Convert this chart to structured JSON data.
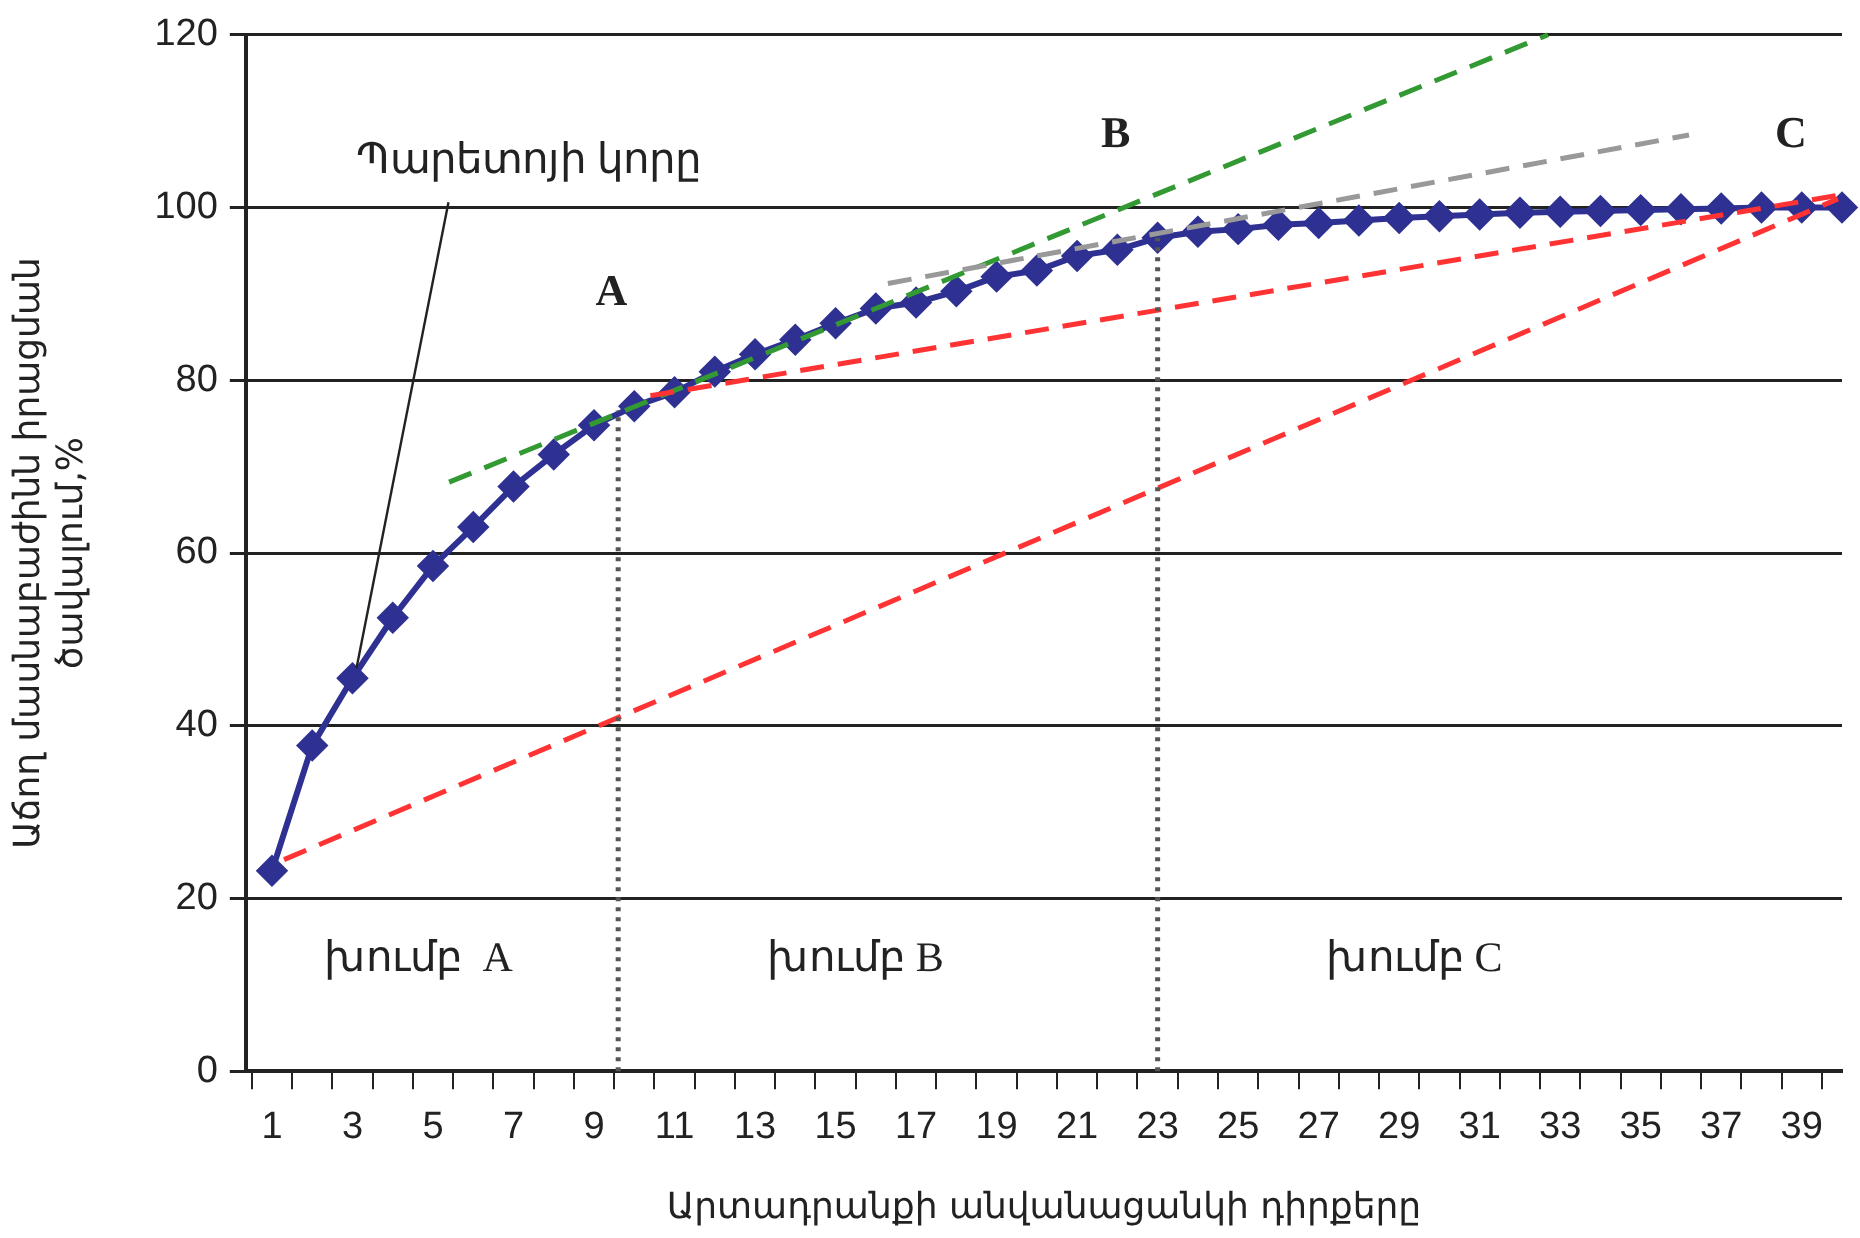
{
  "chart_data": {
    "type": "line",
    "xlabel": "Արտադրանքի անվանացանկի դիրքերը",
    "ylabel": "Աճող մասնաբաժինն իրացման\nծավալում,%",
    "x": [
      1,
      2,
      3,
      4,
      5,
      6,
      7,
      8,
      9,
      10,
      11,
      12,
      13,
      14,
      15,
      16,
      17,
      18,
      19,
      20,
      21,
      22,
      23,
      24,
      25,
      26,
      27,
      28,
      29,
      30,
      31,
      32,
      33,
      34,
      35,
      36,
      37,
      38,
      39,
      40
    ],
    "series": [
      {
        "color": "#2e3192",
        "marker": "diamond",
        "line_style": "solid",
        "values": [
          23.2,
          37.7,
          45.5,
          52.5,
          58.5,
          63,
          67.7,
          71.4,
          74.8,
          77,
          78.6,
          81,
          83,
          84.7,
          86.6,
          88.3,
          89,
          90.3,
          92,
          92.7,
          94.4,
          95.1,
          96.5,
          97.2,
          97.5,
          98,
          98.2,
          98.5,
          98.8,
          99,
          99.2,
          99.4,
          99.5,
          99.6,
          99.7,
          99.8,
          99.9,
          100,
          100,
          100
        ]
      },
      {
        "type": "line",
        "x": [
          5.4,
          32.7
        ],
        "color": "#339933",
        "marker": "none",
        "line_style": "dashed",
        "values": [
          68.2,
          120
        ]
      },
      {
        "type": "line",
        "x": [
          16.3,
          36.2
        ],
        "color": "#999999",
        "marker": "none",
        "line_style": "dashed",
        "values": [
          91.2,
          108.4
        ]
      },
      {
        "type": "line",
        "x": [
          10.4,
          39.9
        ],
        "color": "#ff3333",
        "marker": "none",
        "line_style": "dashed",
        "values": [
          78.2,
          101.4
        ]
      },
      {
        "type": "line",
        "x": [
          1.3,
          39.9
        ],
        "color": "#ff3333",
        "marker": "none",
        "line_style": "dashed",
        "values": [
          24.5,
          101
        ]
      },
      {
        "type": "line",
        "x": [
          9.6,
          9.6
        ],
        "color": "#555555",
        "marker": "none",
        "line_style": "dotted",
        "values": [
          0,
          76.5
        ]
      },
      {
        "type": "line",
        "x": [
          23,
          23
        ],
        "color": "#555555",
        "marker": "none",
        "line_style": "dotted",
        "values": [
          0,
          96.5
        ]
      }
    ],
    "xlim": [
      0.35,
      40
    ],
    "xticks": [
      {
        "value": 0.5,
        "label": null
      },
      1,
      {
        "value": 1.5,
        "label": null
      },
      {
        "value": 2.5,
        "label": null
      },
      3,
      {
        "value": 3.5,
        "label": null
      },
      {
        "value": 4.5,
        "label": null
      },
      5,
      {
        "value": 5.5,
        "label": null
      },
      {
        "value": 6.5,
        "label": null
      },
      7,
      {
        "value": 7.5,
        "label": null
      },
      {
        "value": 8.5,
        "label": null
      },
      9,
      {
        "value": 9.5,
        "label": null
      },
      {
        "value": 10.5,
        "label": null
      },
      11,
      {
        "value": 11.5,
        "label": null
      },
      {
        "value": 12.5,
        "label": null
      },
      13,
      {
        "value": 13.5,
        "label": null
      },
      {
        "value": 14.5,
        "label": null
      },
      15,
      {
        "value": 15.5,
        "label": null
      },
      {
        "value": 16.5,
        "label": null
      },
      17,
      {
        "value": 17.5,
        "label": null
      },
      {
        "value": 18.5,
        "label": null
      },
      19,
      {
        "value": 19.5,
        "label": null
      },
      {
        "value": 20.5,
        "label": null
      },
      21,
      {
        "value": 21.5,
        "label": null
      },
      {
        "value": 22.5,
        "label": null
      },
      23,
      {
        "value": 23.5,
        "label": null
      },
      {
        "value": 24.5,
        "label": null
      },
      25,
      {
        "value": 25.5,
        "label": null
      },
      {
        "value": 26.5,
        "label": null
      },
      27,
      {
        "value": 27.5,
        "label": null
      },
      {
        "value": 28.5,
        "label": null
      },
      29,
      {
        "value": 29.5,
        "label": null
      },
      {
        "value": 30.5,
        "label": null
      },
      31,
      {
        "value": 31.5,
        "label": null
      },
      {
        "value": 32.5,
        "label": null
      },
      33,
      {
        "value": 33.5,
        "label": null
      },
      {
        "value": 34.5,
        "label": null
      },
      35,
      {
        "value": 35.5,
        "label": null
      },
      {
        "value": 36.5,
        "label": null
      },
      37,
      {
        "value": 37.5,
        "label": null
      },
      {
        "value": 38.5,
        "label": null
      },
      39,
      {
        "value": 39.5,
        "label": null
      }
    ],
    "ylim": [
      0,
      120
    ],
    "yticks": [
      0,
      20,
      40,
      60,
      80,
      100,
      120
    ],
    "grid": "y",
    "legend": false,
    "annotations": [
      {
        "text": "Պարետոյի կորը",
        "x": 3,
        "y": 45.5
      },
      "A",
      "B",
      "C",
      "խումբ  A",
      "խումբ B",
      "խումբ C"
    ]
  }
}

-------------------------

» Given exercise:
Repeat the material above in full and exactly, omitting the pictures.

» Result below:
Convert this chart to structured JSON data.
{
  "chart_data": {
    "type": "line",
    "xlabel": "Արտադրանքի անվանացանկի դիրքերը",
    "ylabel": "Աճող մասնաբաժինն իրացման\nծավալում,%",
    "x": [
      1,
      2,
      3,
      4,
      5,
      6,
      7,
      8,
      9,
      10,
      11,
      12,
      13,
      14,
      15,
      16,
      17,
      18,
      19,
      20,
      21,
      22,
      23,
      24,
      25,
      26,
      27,
      28,
      29,
      30,
      31,
      32,
      33,
      34,
      35,
      36,
      37,
      38,
      39,
      40
    ],
    "series": [
      {
        "color": "#2e3192",
        "marker": "diamond",
        "line_style": "solid",
        "values": [
          23.2,
          37.7,
          45.5,
          52.5,
          58.5,
          63,
          67.7,
          71.4,
          74.8,
          77,
          78.6,
          81,
          83,
          84.7,
          86.6,
          88.3,
          89,
          90.3,
          92,
          92.7,
          94.4,
          95.1,
          96.5,
          97.2,
          97.5,
          98,
          98.2,
          98.5,
          98.8,
          99,
          99.2,
          99.4,
          99.5,
          99.6,
          99.7,
          99.8,
          99.9,
          100,
          100,
          100
        ]
      },
      {
        "type": "line",
        "x": [
          5.4,
          32.7
        ],
        "color": "#339933",
        "marker": "none",
        "line_style": "dashed",
        "values": [
          68.2,
          120
        ]
      },
      {
        "type": "line",
        "x": [
          16.3,
          36.2
        ],
        "color": "#999999",
        "marker": "none",
        "line_style": "dashed",
        "values": [
          91.2,
          108.4
        ]
      },
      {
        "type": "line",
        "x": [
          10.4,
          39.9
        ],
        "color": "#ff3333",
        "marker": "none",
        "line_style": "dashed",
        "values": [
          78.2,
          101.4
        ]
      },
      {
        "type": "line",
        "x": [
          1.3,
          39.9
        ],
        "color": "#ff3333",
        "marker": "none",
        "line_style": "dashed",
        "values": [
          24.5,
          101
        ]
      },
      {
        "type": "line",
        "x": [
          9.6,
          9.6
        ],
        "color": "#555555",
        "marker": "none",
        "line_style": "dotted",
        "values": [
          0,
          76.5
        ]
      },
      {
        "type": "line",
        "x": [
          23,
          23
        ],
        "color": "#555555",
        "marker": "none",
        "line_style": "dotted",
        "values": [
          0,
          96.5
        ]
      }
    ],
    "xlim": [
      0.35,
      40
    ],
    "xticks": [
      {
        "value": 0.5,
        "label": null
      },
      1,
      {
        "value": 1.5,
        "label": null
      },
      {
        "value": 2.5,
        "label": null
      },
      3,
      {
        "value": 3.5,
        "label": null
      },
      {
        "value": 4.5,
        "label": null
      },
      5,
      {
        "value": 5.5,
        "label": null
      },
      {
        "value": 6.5,
        "label": null
      },
      7,
      {
        "value": 7.5,
        "label": null
      },
      {
        "value": 8.5,
        "label": null
      },
      9,
      {
        "value": 9.5,
        "label": null
      },
      {
        "value": 10.5,
        "label": null
      },
      11,
      {
        "value": 11.5,
        "label": null
      },
      {
        "value": 12.5,
        "label": null
      },
      13,
      {
        "value": 13.5,
        "label": null
      },
      {
        "value": 14.5,
        "label": null
      },
      15,
      {
        "value": 15.5,
        "label": null
      },
      {
        "value": 16.5,
        "label": null
      },
      17,
      {
        "value": 17.5,
        "label": null
      },
      {
        "value": 18.5,
        "label": null
      },
      19,
      {
        "value": 19.5,
        "label": null
      },
      {
        "value": 20.5,
        "label": null
      },
      21,
      {
        "value": 21.5,
        "label": null
      },
      {
        "value": 22.5,
        "label": null
      },
      23,
      {
        "value": 23.5,
        "label": null
      },
      {
        "value": 24.5,
        "label": null
      },
      25,
      {
        "value": 25.5,
        "label": null
      },
      {
        "value": 26.5,
        "label": null
      },
      27,
      {
        "value": 27.5,
        "label": null
      },
      {
        "value": 28.5,
        "label": null
      },
      29,
      {
        "value": 29.5,
        "label": null
      },
      {
        "value": 30.5,
        "label": null
      },
      31,
      {
        "value": 31.5,
        "label": null
      },
      {
        "value": 32.5,
        "label": null
      },
      33,
      {
        "value": 33.5,
        "label": null
      },
      {
        "value": 34.5,
        "label": null
      },
      35,
      {
        "value": 35.5,
        "label": null
      },
      {
        "value": 36.5,
        "label": null
      },
      37,
      {
        "value": 37.5,
        "label": null
      },
      {
        "value": 38.5,
        "label": null
      },
      39,
      {
        "value": 39.5,
        "label": null
      }
    ],
    "ylim": [
      0,
      120
    ],
    "yticks": [
      0,
      20,
      40,
      60,
      80,
      100,
      120
    ],
    "grid": "y",
    "legend": false,
    "annotations": [
      {
        "text": "Պարետոյի կորը",
        "x": 3,
        "y": 45.5
      },
      "A",
      "B",
      "C",
      "խումբ  A",
      "խումբ B",
      "խումբ C"
    ]
  }
}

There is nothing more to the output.